(YOUR TASK): Check each line of the records below and collect those holding "selected".
====== RECORDS FOR THE TASK ======
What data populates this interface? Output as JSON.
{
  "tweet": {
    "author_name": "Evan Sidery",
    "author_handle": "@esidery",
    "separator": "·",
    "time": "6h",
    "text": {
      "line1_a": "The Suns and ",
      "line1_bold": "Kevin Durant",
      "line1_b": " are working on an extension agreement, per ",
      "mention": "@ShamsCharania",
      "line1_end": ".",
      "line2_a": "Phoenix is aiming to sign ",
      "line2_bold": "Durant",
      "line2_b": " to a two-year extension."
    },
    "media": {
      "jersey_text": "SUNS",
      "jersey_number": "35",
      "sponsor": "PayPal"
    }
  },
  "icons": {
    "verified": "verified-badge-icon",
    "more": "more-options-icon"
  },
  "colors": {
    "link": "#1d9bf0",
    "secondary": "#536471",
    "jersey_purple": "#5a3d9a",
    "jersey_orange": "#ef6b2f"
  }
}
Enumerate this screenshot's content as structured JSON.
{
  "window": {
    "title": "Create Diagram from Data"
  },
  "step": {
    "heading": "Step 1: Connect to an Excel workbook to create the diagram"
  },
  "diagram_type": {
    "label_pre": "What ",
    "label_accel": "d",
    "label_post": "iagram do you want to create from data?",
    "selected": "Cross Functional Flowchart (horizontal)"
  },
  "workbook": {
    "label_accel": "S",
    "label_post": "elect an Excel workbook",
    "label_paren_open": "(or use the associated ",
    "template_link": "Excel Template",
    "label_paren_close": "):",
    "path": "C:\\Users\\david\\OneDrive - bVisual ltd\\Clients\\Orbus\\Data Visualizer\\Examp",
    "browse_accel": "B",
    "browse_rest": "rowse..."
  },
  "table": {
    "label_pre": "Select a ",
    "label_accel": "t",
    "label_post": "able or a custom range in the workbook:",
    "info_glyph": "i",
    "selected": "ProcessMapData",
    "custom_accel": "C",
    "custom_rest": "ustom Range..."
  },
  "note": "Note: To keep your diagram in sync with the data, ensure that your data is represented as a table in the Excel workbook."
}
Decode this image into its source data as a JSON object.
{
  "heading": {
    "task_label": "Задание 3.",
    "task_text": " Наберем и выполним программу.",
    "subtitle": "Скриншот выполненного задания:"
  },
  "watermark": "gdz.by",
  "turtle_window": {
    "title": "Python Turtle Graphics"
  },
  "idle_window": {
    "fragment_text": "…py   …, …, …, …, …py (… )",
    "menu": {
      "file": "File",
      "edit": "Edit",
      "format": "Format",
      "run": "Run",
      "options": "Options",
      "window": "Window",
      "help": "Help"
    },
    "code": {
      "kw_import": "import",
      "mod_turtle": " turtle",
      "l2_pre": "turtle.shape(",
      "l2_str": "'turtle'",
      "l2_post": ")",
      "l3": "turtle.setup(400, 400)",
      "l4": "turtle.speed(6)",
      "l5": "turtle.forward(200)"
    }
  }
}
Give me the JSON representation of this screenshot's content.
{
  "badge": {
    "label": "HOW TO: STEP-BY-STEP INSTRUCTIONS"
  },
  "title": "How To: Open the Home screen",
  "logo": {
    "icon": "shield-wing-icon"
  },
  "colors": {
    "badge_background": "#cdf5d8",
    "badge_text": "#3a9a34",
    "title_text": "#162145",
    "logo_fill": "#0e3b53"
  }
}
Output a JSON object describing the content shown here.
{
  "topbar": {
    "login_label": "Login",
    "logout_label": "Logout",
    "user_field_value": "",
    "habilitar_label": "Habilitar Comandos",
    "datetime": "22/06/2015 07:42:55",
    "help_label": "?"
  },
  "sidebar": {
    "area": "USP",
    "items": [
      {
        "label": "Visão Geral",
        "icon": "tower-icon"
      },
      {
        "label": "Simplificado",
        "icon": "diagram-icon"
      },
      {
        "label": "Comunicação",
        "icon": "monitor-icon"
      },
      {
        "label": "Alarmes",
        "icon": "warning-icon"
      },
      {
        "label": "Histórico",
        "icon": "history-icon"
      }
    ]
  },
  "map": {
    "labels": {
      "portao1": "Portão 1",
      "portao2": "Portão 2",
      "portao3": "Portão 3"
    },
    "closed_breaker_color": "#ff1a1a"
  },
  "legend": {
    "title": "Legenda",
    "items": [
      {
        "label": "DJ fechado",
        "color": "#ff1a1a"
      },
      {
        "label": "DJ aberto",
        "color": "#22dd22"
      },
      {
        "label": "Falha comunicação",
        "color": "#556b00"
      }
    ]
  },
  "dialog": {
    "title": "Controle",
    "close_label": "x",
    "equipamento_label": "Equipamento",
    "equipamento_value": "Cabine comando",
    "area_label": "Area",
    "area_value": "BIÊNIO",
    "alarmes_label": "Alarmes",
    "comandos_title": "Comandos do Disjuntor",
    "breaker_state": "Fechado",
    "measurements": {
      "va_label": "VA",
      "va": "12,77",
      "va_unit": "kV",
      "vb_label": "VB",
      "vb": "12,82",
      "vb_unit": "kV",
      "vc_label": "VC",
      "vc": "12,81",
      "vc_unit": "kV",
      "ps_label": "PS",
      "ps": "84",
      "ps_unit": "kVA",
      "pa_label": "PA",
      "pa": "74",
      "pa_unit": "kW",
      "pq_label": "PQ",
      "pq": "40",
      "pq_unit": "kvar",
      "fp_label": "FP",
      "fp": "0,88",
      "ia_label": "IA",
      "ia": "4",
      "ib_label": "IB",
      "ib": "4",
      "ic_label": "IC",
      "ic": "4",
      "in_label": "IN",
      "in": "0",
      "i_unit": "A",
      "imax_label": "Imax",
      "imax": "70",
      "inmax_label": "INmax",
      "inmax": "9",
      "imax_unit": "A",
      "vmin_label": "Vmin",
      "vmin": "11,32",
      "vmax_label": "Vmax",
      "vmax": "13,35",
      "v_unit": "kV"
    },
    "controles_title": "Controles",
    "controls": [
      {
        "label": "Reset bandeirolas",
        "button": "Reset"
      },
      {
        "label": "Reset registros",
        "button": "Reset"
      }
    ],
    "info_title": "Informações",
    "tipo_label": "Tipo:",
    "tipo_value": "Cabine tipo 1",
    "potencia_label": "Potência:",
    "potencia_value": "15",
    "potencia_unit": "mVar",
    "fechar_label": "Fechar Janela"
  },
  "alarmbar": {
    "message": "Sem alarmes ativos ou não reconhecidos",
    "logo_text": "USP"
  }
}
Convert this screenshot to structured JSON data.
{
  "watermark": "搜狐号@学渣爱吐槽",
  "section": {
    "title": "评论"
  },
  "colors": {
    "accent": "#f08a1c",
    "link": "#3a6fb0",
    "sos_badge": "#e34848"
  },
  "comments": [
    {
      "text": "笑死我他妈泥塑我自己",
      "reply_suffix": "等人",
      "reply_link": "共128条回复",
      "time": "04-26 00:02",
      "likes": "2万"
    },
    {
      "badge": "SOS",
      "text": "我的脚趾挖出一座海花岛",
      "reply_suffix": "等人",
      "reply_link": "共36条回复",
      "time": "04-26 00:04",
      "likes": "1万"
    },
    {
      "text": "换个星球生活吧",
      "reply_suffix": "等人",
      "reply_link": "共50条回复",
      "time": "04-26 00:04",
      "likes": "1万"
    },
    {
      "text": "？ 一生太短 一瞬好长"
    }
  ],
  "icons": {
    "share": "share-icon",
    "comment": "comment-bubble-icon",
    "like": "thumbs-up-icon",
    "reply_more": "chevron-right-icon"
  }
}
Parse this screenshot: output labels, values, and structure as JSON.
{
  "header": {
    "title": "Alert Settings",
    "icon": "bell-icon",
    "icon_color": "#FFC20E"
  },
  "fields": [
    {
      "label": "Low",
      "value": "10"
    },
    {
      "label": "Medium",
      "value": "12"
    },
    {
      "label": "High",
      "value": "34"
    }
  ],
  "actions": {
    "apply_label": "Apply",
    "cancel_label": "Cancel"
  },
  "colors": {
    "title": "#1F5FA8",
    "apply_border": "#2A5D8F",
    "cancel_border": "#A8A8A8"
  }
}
======
(THE OUTPUT):
    "selected": "Cross Functional Flowchart (horizontal)"
    "selected": "ProcessMapData",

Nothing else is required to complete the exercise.